:: Source data ::
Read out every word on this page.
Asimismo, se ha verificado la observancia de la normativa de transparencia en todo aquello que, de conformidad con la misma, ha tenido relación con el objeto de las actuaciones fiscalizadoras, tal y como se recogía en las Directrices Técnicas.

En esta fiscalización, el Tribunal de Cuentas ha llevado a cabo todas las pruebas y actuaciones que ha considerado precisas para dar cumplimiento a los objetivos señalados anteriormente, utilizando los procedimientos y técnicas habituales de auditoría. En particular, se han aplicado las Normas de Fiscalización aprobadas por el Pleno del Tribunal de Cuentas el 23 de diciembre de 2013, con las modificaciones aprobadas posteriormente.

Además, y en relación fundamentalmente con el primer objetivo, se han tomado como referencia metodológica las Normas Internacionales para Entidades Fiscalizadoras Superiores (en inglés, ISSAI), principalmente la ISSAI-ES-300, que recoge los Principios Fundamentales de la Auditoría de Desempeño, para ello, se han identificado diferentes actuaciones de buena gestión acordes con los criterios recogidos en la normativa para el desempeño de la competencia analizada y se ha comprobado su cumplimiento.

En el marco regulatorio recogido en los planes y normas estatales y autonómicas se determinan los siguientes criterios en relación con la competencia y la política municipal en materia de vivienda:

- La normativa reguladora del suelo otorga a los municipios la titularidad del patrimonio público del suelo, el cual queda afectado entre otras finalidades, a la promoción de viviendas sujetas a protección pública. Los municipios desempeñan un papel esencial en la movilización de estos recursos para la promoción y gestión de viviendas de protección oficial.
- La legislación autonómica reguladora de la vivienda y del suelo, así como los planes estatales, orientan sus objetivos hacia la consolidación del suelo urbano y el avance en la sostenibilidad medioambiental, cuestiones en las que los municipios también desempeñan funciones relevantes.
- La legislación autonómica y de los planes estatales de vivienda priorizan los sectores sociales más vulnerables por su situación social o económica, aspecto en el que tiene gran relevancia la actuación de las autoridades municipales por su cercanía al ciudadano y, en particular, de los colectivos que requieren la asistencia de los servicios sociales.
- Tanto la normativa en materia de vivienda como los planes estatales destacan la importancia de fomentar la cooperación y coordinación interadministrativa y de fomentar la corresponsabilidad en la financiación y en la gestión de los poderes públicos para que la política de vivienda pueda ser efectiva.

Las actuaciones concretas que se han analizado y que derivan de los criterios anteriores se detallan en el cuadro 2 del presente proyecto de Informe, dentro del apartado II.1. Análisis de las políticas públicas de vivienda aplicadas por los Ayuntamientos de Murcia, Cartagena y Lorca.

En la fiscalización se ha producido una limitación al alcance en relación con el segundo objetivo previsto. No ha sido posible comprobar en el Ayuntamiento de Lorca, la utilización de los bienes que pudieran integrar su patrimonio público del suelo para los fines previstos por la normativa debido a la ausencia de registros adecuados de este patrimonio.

:: TASK PROMPT ::
Repeat every entry word for word.

:: ANSWER TO THE EXERCISE ::
Read out every word on this page.
Asimismo, se ha verificado la observancia de la normativa de transparencia en todo aquello que, de conformidad con la misma, ha tenido relación con el objeto de las actuaciones fiscalizadoras, tal y como se recogía en las Directrices Técnicas.

En esta fiscalización, el Tribunal de Cuentas ha llevado a cabo todas las pruebas y actuaciones que ha considerado precisas para dar cumplimiento a los objetivos señalados anteriormente, utilizando los procedimientos y técnicas habituales de auditoría. En particular, se han aplicado las Normas de Fiscalización aprobadas por el Pleno del Tribunal de Cuentas el 23 de diciembre de 2013, con las modificaciones aprobadas posteriormente.

Además, y en relación fundamentalmente con el primer objetivo, se han tomado como referencia metodológica las Normas Internacionales para Entidades Fiscalizadoras Superiores (en inglés, ISSAI), principalmente la ISSAI-ES-300, que recoge los Principios Fundamentales de la Auditoría de Desempeño, para ello, se han identificado diferentes actuaciones de buena gestión acordes con los criterios recogidos en la normativa para el desempeño de la competencia analizada y se ha comprobado su cumplimiento.

En el marco regulatorio recogido en los planes y normas estatales y autonómicas se determinan los siguientes criterios en relación con la competencia y la política municipal en materia de vivienda:

- La normativa reguladora del suelo otorga a los municipios la titularidad del patrimonio público del suelo, el cual queda afectado entre otras finalidades, a la promoción de viviendas sujetas a protección pública. Los municipios desempeñan un papel esencial en la movilización de estos recursos para la promoción y gestión de viviendas de protección oficial.
- La legislación autonómica reguladora de la vivienda y del suelo, así como los planes estatales, orientan sus objetivos hacia la consolidación del suelo urbano y el avance en la sostenibilidad medioambiental, cuestiones en las que los municipios también desempeñan funciones relevantes.
- La legislación autonómica y de los planes estatales de vivienda priorizan los sectores sociales más vulnerables por su situación social o económica, aspecto en el que tiene gran relevancia la actuación de las autoridades municipales por su cercanía al ciudadano y, en particular, de los colectivos que requieren la asistencia de los servicios sociales.
- Tanto la normativa en materia de vivienda como los planes estatales destacan la importancia de fomentar la cooperación y coordinación interadministrativa y de fomentar la corresponsabilidad en la financiación y en la gestión de los poderes públicos para que la política de vivienda pueda ser efectiva.

Las actuaciones concretas que se han analizado y que derivan de los criterios anteriores se detallan en el cuadro 2 del presente proyecto de Informe, dentro del apartado II.1. Análisis de las políticas públicas de vivienda aplicadas por los Ayuntamientos de Murcia, Cartagena y Lorca.

En la fiscalización se ha producido una limitación al alcance en relación con el segundo objetivo previsto. No ha sido posible comprobar en el Ayuntamiento de Lorca, la utilización de los bienes que pudieran integrar su patrimonio público del suelo para los fines previstos por la normativa debido a la ausencia de registros adecuados de este patrimonio.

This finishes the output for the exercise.